Stored items from a collection
========================

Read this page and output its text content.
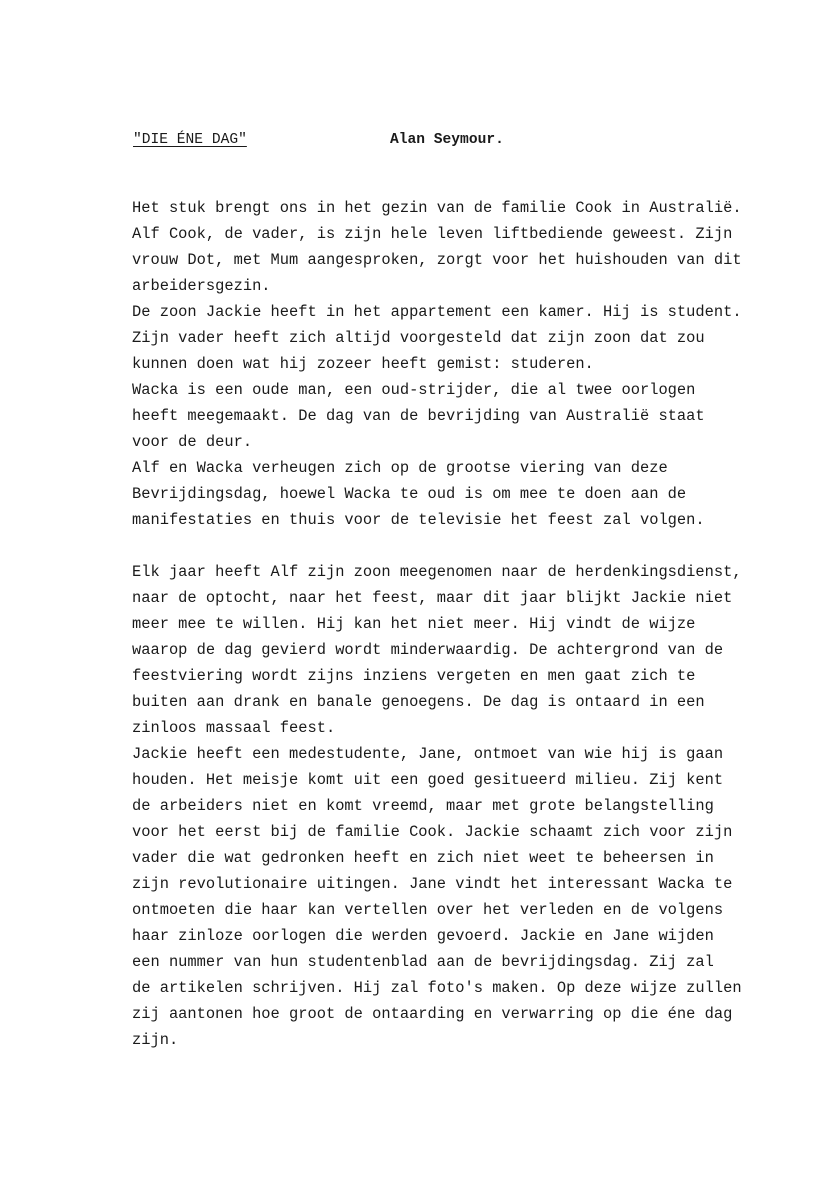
"DIE ÉNE DAG"	Alan Seymour.
Het stuk brengt ons in het gezin van de familie Cook in Australië.
Alf Cook, de vader, is zijn hele leven liftbediende geweest. Zijn
vrouw Dot, met Mum aangesproken, zorgt voor het huishouden van dit
arbeidersgezin.
De zoon Jackie heeft in het appartement een kamer. Hij is student.
Zijn vader heeft zich altijd voorgesteld dat zijn zoon dat zou
kunnen doen wat hij zozeer heeft gemist: studeren.
Wacka is een oude man, een oud-strijder, die al twee oorlogen
heeft meegemaakt. De dag van de bevrijding van Australië staat
voor de deur.
Alf en Wacka verheugen zich op de grootse viering van deze
Bevrijdingsdag, hoewel Wacka te oud is om mee te doen aan de
manifestaties en thuis voor de televisie het feest zal volgen.
Elk jaar heeft Alf zijn zoon meegenomen naar de herdenkingsdienst,
naar de optocht, naar het feest, maar dit jaar blijkt Jackie niet
meer mee te willen. Hij kan het niet meer. Hij vindt de wijze
waarop de dag gevierd wordt minderwaardig. De achtergrond van de
feestviering wordt zijns inziens vergeten en men gaat zich te
buiten aan drank en banale genoegens. De dag is ontaard in een
zinloos massaal feest.
Jackie heeft een medestudente, Jane, ontmoet van wie hij is gaan
houden. Het meisje komt uit een goed gesitueerd milieu. Zij kent
de arbeiders niet en komt vreemd, maar met grote belangstelling
voor het eerst bij de familie Cook. Jackie schaamt zich voor zijn
vader die wat gedronken heeft en zich niet weet te beheersen in
zijn revolutionaire uitingen. Jane vindt het interessant Wacka te
ontmoeten die haar kan vertellen over het verleden en de volgens
haar zinloze oorlogen die werden gevoerd. Jackie en Jane wijden
een nummer van hun studentenblad aan de bevrijdingsdag. Zij zal
de artikelen schrijven. Hij zal foto's maken. Op deze wijze zullen
zij aantonen hoe groot de ontaarding en verwarring op die éne dag
zijn.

========================

**Work instruction:** Please repeat the records above word for word, and do not include the pictures.

**Reply to the exercise:**
Read this page and output its text content.
"DIE ÉNE DAG"	Alan Seymour.
Het stuk brengt ons in het gezin van de familie Cook in Australië.
Alf Cook, de vader, is zijn hele leven liftbediende geweest. Zijn
vrouw Dot, met Mum aangesproken, zorgt voor het huishouden van dit
arbeidersgezin.
De zoon Jackie heeft in het appartement een kamer. Hij is student.
Zijn vader heeft zich altijd voorgesteld dat zijn zoon dat zou
kunnen doen wat hij zozeer heeft gemist: studeren.
Wacka is een oude man, een oud-strijder, die al twee oorlogen
heeft meegemaakt. De dag van de bevrijding van Australië staat
voor de deur.
Alf en Wacka verheugen zich op de grootse viering van deze
Bevrijdingsdag, hoewel Wacka te oud is om mee te doen aan de
manifestaties en thuis voor de televisie het feest zal volgen.
Elk jaar heeft Alf zijn zoon meegenomen naar de herdenkingsdienst,
naar de optocht, naar het feest, maar dit jaar blijkt Jackie niet
meer mee te willen. Hij kan het niet meer. Hij vindt de wijze
waarop de dag gevierd wordt minderwaardig. De achtergrond van de
feestviering wordt zijns inziens vergeten en men gaat zich te
buiten aan drank en banale genoegens. De dag is ontaard in een
zinloos massaal feest.
Jackie heeft een medestudente, Jane, ontmoet van wie hij is gaan
houden. Het meisje komt uit een goed gesitueerd milieu. Zij kent
de arbeiders niet en komt vreemd, maar met grote belangstelling
voor het eerst bij de familie Cook. Jackie schaamt zich voor zijn
vader die wat gedronken heeft en zich niet weet te beheersen in
zijn revolutionaire uitingen. Jane vindt het interessant Wacka te
ontmoeten die haar kan vertellen over het verleden en de volgens
haar zinloze oorlogen die werden gevoerd. Jackie en Jane wijden
een nummer van hun studentenblad aan de bevrijdingsdag. Zij zal
de artikelen schrijven. Hij zal foto's maken. Op deze wijze zullen
zij aantonen hoe groot de ontaarding en verwarring op die éne dag
zijn.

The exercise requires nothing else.